Saved entries
#####

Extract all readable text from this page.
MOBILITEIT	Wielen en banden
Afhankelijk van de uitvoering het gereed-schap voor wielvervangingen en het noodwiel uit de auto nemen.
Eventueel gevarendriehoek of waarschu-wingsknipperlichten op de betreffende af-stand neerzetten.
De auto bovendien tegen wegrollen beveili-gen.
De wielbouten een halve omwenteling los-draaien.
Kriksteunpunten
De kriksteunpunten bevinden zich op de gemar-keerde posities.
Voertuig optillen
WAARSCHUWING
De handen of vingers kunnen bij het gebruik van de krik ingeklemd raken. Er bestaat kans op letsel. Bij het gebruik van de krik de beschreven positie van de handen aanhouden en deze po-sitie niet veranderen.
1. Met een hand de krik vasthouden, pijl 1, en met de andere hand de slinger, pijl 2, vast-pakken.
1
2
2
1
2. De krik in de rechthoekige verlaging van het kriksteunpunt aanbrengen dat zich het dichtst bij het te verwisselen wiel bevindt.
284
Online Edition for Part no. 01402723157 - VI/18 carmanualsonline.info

#####

Objective
Send back all of the entries exactly, with nothing missing.

The result
Extract all readable text from this page.
MOBILITEIT	Wielen en banden
Afhankelijk van de uitvoering het gereed-schap voor wielvervangingen en het noodwiel uit de auto nemen.
Eventueel gevarendriehoek of waarschu-wingsknipperlichten op de betreffende af-stand neerzetten.
De auto bovendien tegen wegrollen beveili-gen.
De wielbouten een halve omwenteling los-draaien.
Kriksteunpunten
De kriksteunpunten bevinden zich op de gemar-keerde posities.
Voertuig optillen
WAARSCHUWING
De handen of vingers kunnen bij het gebruik van de krik ingeklemd raken. Er bestaat kans op letsel. Bij het gebruik van de krik de beschreven positie van de handen aanhouden en deze po-sitie niet veranderen.
1. Met een hand de krik vasthouden, pijl 1, en met de andere hand de slinger, pijl 2, vast-pakken.
1
2
2
1
2. De krik in de rechthoekige verlaging van het kriksteunpunt aanbrengen dat zich het dichtst bij het te verwisselen wiel bevindt.
284
Online Edition for Part no. 01402723157 - VI/18 carmanualsonline.info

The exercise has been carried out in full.